Your task -
Without skipping anything, write out each record below exactly.

The records -
···

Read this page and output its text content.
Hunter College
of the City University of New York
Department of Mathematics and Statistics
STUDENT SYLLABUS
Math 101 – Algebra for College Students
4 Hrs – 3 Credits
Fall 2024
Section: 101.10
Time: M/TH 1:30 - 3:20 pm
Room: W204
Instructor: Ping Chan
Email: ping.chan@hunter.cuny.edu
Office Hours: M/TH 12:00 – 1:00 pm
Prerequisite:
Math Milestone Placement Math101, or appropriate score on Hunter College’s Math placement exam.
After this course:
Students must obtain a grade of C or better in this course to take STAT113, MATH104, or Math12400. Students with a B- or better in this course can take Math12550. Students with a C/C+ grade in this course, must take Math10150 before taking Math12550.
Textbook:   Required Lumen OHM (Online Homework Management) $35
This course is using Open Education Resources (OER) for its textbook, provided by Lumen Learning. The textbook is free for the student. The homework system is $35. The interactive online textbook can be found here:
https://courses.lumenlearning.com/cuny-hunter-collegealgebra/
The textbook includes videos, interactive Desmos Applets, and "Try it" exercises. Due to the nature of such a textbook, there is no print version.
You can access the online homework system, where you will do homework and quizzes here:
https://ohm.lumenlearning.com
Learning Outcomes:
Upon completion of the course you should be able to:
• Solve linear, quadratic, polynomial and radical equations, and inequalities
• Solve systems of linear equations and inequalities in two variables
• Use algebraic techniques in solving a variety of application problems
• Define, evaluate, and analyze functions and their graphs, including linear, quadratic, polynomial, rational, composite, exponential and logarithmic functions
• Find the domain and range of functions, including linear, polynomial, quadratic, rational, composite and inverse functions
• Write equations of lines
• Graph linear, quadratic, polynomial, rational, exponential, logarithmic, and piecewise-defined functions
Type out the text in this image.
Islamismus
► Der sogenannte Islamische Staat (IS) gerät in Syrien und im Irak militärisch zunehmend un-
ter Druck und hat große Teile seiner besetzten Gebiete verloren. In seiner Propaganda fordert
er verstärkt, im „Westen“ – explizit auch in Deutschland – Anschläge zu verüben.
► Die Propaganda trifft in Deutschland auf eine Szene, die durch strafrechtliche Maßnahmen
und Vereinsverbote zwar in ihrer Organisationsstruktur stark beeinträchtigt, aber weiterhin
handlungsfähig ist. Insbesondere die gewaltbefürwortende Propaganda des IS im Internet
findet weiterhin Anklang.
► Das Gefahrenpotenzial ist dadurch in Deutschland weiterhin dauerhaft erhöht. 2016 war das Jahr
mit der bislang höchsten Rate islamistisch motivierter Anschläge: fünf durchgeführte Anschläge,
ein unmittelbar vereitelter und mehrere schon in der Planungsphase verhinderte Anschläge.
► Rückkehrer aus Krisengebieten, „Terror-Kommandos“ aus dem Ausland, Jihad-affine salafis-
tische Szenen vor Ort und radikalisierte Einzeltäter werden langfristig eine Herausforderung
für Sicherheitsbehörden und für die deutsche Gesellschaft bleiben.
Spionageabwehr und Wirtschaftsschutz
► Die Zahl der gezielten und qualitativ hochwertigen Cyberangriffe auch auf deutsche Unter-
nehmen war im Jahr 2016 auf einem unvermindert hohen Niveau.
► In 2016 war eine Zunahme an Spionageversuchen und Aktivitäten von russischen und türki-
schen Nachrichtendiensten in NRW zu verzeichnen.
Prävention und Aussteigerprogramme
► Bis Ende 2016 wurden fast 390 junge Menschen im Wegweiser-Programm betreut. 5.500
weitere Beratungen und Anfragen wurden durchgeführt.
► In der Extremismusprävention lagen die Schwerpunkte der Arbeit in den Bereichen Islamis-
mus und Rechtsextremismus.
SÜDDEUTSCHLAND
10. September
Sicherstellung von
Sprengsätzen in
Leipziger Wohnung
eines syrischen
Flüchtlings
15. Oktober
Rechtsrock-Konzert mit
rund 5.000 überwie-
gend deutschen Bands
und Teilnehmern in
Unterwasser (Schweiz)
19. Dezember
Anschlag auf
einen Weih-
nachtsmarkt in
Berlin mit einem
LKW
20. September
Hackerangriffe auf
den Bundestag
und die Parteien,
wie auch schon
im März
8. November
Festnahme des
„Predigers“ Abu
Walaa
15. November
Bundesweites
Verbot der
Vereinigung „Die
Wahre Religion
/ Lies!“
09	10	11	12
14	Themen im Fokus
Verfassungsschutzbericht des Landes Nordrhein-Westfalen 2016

···

Response to the task -
Read this page and output its text content.
Hunter College
of the City University of New York
Department of Mathematics and Statistics
STUDENT SYLLABUS
Math 101 – Algebra for College Students
4 Hrs – 3 Credits
Fall 2024
Section: 101.10
Time: M/TH 1:30 - 3:20 pm
Room: W204
Instructor: Ping Chan
Email: ping.chan@hunter.cuny.edu
Office Hours: M/TH 12:00 – 1:00 pm
Prerequisite:
Math Milestone Placement Math101, or appropriate score on Hunter College’s Math placement exam.
After this course:
Students must obtain a grade of C or better in this course to take STAT113, MATH104, or Math12400. Students with a B- or better in this course can take Math12550. Students with a C/C+ grade in this course, must take Math10150 before taking Math12550.
Textbook:   Required Lumen OHM (Online Homework Management) $35
This course is using Open Education Resources (OER) for its textbook, provided by Lumen Learning. The textbook is free for the student. The homework system is $35. The interactive online textbook can be found here:
https://courses.lumenlearning.com/cuny-hunter-collegealgebra/
The textbook includes videos, interactive Desmos Applets, and "Try it" exercises. Due to the nature of such a textbook, there is no print version.
You can access the online homework system, where you will do homework and quizzes here:
https://ohm.lumenlearning.com
Learning Outcomes:
Upon completion of the course you should be able to:
• Solve linear, quadratic, polynomial and radical equations, and inequalities
• Solve systems of linear equations and inequalities in two variables
• Use algebraic techniques in solving a variety of application problems
• Define, evaluate, and analyze functions and their graphs, including linear, quadratic, polynomial, rational, composite, exponential and logarithmic functions
• Find the domain and range of functions, including linear, polynomial, quadratic, rational, composite and inverse functions
• Write equations of lines
• Graph linear, quadratic, polynomial, rational, exponential, logarithmic, and piecewise-defined functions
Type out the text in this image.
Islamismus
► Der sogenannte Islamische Staat (IS) gerät in Syrien und im Irak militärisch zunehmend un-
ter Druck und hat große Teile seiner besetzten Gebiete verloren. In seiner Propaganda fordert
er verstärkt, im „Westen“ – explizit auch in Deutschland – Anschläge zu verüben.
► Die Propaganda trifft in Deutschland auf eine Szene, die durch strafrechtliche Maßnahmen
und Vereinsverbote zwar in ihrer Organisationsstruktur stark beeinträchtigt, aber weiterhin
handlungsfähig ist. Insbesondere die gewaltbefürwortende Propaganda des IS im Internet
findet weiterhin Anklang.
► Das Gefahrenpotenzial ist dadurch in Deutschland weiterhin dauerhaft erhöht. 2016 war das Jahr
mit der bislang höchsten Rate islamistisch motivierter Anschläge: fünf durchgeführte Anschläge,
ein unmittelbar vereitelter und mehrere schon in der Planungsphase verhinderte Anschläge.
► Rückkehrer aus Krisengebieten, „Terror-Kommandos“ aus dem Ausland, Jihad-affine salafis-
tische Szenen vor Ort und radikalisierte Einzeltäter werden langfristig eine Herausforderung
für Sicherheitsbehörden und für die deutsche Gesellschaft bleiben.
Spionageabwehr und Wirtschaftsschutz
► Die Zahl der gezielten und qualitativ hochwertigen Cyberangriffe auch auf deutsche Unter-
nehmen war im Jahr 2016 auf einem unvermindert hohen Niveau.
► In 2016 war eine Zunahme an Spionageversuchen und Aktivitäten von russischen und türki-
schen Nachrichtendiensten in NRW zu verzeichnen.
Prävention und Aussteigerprogramme
► Bis Ende 2016 wurden fast 390 junge Menschen im Wegweiser-Programm betreut. 5.500
weitere Beratungen und Anfragen wurden durchgeführt.
► In der Extremismusprävention lagen die Schwerpunkte der Arbeit in den Bereichen Islamis-
mus und Rechtsextremismus.
SÜDDEUTSCHLAND
10. September
Sicherstellung von
Sprengsätzen in
Leipziger Wohnung
eines syrischen
Flüchtlings
15. Oktober
Rechtsrock-Konzert mit
rund 5.000 überwie-
gend deutschen Bands
und Teilnehmern in
Unterwasser (Schweiz)
19. Dezember
Anschlag auf
einen Weih-
nachtsmarkt in
Berlin mit einem
LKW
20. September
Hackerangriffe auf
den Bundestag
und die Parteien,
wie auch schon
im März
8. November
Festnahme des
„Predigers“ Abu
Walaa
15. November
Bundesweites
Verbot der
Vereinigung „Die
Wahre Religion
/ Lies!“
09	10	11	12
14	Themen im Fokus
Verfassungsschutzbericht des Landes Nordrhein-Westfalen 2016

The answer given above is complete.